Problem details: Take the entries below and print all of them exactly, please.

%%

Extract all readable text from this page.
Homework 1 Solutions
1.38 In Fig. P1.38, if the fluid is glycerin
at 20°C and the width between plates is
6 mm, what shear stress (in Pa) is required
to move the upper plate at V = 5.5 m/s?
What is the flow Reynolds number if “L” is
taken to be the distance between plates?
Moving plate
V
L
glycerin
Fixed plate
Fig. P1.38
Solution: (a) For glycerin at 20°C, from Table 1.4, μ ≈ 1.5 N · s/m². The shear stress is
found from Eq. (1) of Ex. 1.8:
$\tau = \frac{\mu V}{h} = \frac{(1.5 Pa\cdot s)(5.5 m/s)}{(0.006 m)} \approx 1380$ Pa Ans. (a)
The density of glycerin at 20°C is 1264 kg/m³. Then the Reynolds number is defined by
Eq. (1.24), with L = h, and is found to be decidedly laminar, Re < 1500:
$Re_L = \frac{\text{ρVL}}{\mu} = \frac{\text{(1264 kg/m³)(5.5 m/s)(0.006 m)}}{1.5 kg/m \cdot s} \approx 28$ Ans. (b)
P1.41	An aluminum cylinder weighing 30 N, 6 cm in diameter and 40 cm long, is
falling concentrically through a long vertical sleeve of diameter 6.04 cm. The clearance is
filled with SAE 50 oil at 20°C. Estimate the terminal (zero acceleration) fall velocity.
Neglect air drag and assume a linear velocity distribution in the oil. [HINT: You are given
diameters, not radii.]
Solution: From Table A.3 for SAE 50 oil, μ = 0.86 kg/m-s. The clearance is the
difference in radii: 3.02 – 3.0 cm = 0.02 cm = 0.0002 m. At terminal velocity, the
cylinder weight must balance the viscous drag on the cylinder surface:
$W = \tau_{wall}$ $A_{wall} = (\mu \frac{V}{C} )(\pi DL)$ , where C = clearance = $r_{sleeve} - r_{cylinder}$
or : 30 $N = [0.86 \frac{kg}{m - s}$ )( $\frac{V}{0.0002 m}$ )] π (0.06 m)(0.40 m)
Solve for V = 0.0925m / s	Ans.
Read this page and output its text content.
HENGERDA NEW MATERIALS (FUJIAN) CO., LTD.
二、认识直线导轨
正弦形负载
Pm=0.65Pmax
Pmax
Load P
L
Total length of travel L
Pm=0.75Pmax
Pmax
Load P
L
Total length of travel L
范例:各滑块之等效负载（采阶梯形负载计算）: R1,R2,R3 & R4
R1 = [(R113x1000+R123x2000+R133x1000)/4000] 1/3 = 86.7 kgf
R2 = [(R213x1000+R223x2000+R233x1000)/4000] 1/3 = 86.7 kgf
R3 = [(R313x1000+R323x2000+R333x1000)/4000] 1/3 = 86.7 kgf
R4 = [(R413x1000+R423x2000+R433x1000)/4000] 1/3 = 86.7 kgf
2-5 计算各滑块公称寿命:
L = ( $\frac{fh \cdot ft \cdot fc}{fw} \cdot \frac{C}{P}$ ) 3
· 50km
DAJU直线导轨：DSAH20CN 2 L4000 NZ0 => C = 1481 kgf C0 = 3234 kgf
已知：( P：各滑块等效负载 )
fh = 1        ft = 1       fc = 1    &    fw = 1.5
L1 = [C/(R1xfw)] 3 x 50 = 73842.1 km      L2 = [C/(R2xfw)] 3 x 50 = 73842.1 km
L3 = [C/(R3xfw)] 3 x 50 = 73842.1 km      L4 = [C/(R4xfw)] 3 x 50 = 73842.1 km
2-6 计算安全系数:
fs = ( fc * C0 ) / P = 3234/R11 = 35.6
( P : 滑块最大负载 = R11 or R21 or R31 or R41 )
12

%%

Complete answer:
Extract all readable text from this page.
Homework 1 Solutions
1.38 In Fig. P1.38, if the fluid is glycerin
at 20°C and the width between plates is
6 mm, what shear stress (in Pa) is required
to move the upper plate at V = 5.5 m/s?
What is the flow Reynolds number if “L” is
taken to be the distance between plates?
Moving plate
V
L
glycerin
Fixed plate
Fig. P1.38
Solution: (a) For glycerin at 20°C, from Table 1.4, μ ≈ 1.5 N · s/m². The shear stress is
found from Eq. (1) of Ex. 1.8:
$\tau = \frac{\mu V}{h} = \frac{(1.5 Pa\cdot s)(5.5 m/s)}{(0.006 m)} \approx 1380$ Pa Ans. (a)
The density of glycerin at 20°C is 1264 kg/m³. Then the Reynolds number is defined by
Eq. (1.24), with L = h, and is found to be decidedly laminar, Re < 1500:
$Re_L = \frac{\text{ρVL}}{\mu} = \frac{\text{(1264 kg/m³)(5.5 m/s)(0.006 m)}}{1.5 kg/m \cdot s} \approx 28$ Ans. (b)
P1.41	An aluminum cylinder weighing 30 N, 6 cm in diameter and 40 cm long, is
falling concentrically through a long vertical sleeve of diameter 6.04 cm. The clearance is
filled with SAE 50 oil at 20°C. Estimate the terminal (zero acceleration) fall velocity.
Neglect air drag and assume a linear velocity distribution in the oil. [HINT: You are given
diameters, not radii.]
Solution: From Table A.3 for SAE 50 oil, μ = 0.86 kg/m-s. The clearance is the
difference in radii: 3.02 – 3.0 cm = 0.02 cm = 0.0002 m. At terminal velocity, the
cylinder weight must balance the viscous drag on the cylinder surface:
$W = \tau_{wall}$ $A_{wall} = (\mu \frac{V}{C} )(\pi DL)$ , where C = clearance = $r_{sleeve} - r_{cylinder}$
or : 30 $N = [0.86 \frac{kg}{m - s}$ )( $\frac{V}{0.0002 m}$ )] π (0.06 m)(0.40 m)
Solve for V = 0.0925m / s	Ans.
Read this page and output its text content.
HENGERDA NEW MATERIALS (FUJIAN) CO., LTD.
二、认识直线导轨
正弦形负载
Pm=0.65Pmax
Pmax
Load P
L
Total length of travel L
Pm=0.75Pmax
Pmax
Load P
L
Total length of travel L
范例:各滑块之等效负载（采阶梯形负载计算）: R1,R2,R3 & R4
R1 = [(R113x1000+R123x2000+R133x1000)/4000] 1/3 = 86.7 kgf
R2 = [(R213x1000+R223x2000+R233x1000)/4000] 1/3 = 86.7 kgf
R3 = [(R313x1000+R323x2000+R333x1000)/4000] 1/3 = 86.7 kgf
R4 = [(R413x1000+R423x2000+R433x1000)/4000] 1/3 = 86.7 kgf
2-5 计算各滑块公称寿命:
L = ( $\frac{fh \cdot ft \cdot fc}{fw} \cdot \frac{C}{P}$ ) 3
· 50km
DAJU直线导轨：DSAH20CN 2 L4000 NZ0 => C = 1481 kgf C0 = 3234 kgf
已知：( P：各滑块等效负载 )
fh = 1        ft = 1       fc = 1    &    fw = 1.5
L1 = [C/(R1xfw)] 3 x 50 = 73842.1 km      L2 = [C/(R2xfw)] 3 x 50 = 73842.1 km
L3 = [C/(R3xfw)] 3 x 50 = 73842.1 km      L4 = [C/(R4xfw)] 3 x 50 = 73842.1 km
2-6 计算安全系数:
fs = ( fc * C0 ) / P = 3234/R11 = 35.6
( P : 滑块最大负载 = R11 or R21 or R31 or R41 )
12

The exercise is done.